Task prompt:
Each record in the listing below is to be duplicated exactly.

-- -- --

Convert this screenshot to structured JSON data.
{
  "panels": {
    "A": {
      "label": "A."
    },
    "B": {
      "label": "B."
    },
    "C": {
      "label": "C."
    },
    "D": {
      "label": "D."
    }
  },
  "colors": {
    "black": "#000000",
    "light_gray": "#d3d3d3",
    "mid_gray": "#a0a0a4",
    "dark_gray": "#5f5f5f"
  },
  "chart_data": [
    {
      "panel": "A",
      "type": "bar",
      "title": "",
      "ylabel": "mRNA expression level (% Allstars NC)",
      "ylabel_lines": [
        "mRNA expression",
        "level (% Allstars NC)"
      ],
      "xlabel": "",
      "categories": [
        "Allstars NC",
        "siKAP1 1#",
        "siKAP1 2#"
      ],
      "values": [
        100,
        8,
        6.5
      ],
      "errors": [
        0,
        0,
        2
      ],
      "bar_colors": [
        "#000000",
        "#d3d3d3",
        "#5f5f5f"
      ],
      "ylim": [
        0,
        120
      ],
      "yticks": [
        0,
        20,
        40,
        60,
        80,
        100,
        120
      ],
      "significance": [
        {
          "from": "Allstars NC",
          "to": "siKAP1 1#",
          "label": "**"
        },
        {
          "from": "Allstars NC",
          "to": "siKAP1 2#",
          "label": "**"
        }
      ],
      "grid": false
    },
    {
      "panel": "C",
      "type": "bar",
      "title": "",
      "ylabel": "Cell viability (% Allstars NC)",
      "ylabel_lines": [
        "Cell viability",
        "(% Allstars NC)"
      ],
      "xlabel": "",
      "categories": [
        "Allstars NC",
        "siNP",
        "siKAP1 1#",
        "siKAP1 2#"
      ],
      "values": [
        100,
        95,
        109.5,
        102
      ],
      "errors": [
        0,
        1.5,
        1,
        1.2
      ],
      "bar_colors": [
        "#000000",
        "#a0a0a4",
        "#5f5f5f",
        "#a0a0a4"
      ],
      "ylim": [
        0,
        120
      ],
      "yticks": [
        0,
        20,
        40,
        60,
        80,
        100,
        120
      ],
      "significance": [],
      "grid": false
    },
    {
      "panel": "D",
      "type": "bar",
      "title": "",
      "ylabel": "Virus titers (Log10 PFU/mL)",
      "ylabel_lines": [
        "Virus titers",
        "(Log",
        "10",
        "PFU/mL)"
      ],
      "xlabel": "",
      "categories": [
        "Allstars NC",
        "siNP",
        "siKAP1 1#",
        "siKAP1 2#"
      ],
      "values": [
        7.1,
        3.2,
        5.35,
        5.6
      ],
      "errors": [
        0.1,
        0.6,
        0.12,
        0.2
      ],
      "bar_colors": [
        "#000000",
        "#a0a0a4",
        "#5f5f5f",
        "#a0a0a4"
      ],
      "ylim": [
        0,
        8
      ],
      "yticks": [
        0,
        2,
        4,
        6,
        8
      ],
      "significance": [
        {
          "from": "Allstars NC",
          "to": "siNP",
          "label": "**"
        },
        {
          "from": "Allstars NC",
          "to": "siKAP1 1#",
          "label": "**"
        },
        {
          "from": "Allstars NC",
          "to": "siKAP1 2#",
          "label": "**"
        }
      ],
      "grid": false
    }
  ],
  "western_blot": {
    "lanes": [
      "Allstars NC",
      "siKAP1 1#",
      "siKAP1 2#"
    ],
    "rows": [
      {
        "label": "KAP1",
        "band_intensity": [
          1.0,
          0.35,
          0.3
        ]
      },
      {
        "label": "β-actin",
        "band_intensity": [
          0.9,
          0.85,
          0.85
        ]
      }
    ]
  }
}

-- -- --

Solution to this problem:
Convert this screenshot to structured JSON data.
{
  "panels": {
    "A": {
      "label": "A."
    },
    "B": {
      "label": "B."
    },
    "C": {
      "label": "C."
    },
    "D": {
      "label": "D."
    }
  },
  "colors": {
    "black": "#000000",
    "light_gray": "#d3d3d3",
    "mid_gray": "#a0a0a4",
    "dark_gray": "#5f5f5f"
  },
  "chart_data": [
    {
      "panel": "A",
      "type": "bar",
      "title": "",
      "ylabel": "mRNA expression level (% Allstars NC)",
      "ylabel_lines": [
        "mRNA expression",
        "level (% Allstars NC)"
      ],
      "xlabel": "",
      "categories": [
        "Allstars NC",
        "siKAP1 1#",
        "siKAP1 2#"
      ],
      "values": [
        100,
        8,
        6.5
      ],
      "errors": [
        0,
        0,
        2
      ],
      "bar_colors": [
        "#000000",
        "#d3d3d3",
        "#5f5f5f"
      ],
      "ylim": [
        0,
        120
      ],
      "yticks": [
        0,
        20,
        40,
        60,
        80,
        100,
        120
      ],
      "significance": [
        {
          "from": "Allstars NC",
          "to": "siKAP1 1#",
          "label": "**"
        },
        {
          "from": "Allstars NC",
          "to": "siKAP1 2#",
          "label": "**"
        }
      ],
      "grid": false
    },
    {
      "panel": "C",
      "type": "bar",
      "title": "",
      "ylabel": "Cell viability (% Allstars NC)",
      "ylabel_lines": [
        "Cell viability",
        "(% Allstars NC)"
      ],
      "xlabel": "",
      "categories": [
        "Allstars NC",
        "siNP",
        "siKAP1 1#",
        "siKAP1 2#"
      ],
      "values": [
        100,
        95,
        109.5,
        102
      ],
      "errors": [
        0,
        1.5,
        1,
        1.2
      ],
      "bar_colors": [
        "#000000",
        "#a0a0a4",
        "#5f5f5f",
        "#a0a0a4"
      ],
      "ylim": [
        0,
        120
      ],
      "yticks": [
        0,
        20,
        40,
        60,
        80,
        100,
        120
      ],
      "significance": [],
      "grid": false
    },
    {
      "panel": "D",
      "type": "bar",
      "title": "",
      "ylabel": "Virus titers (Log10 PFU/mL)",
      "ylabel_lines": [
        "Virus titers",
        "(Log",
        "10",
        "PFU/mL)"
      ],
      "xlabel": "",
      "categories": [
        "Allstars NC",
        "siNP",
        "siKAP1 1#",
        "siKAP1 2#"
      ],
      "values": [
        7.1,
        3.2,
        5.35,
        5.6
      ],
      "errors": [
        0.1,
        0.6,
        0.12,
        0.2
      ],
      "bar_colors": [
        "#000000",
        "#a0a0a4",
        "#5f5f5f",
        "#a0a0a4"
      ],
      "ylim": [
        0,
        8
      ],
      "yticks": [
        0,
        2,
        4,
        6,
        8
      ],
      "significance": [
        {
          "from": "Allstars NC",
          "to": "siNP",
          "label": "**"
        },
        {
          "from": "Allstars NC",
          "to": "siKAP1 1#",
          "label": "**"
        },
        {
          "from": "Allstars NC",
          "to": "siKAP1 2#",
          "label": "**"
        }
      ],
      "grid": false
    }
  ],
  "western_blot": {
    "lanes": [
      "Allstars NC",
      "siKAP1 1#",
      "siKAP1 2#"
    ],
    "rows": [
      {
        "label": "KAP1",
        "band_intensity": [
          1.0,
          0.35,
          0.3
        ]
      },
      {
        "label": "β-actin",
        "band_intensity": [
          0.9,
          0.85,
          0.85
        ]
      }
    ]
  }
}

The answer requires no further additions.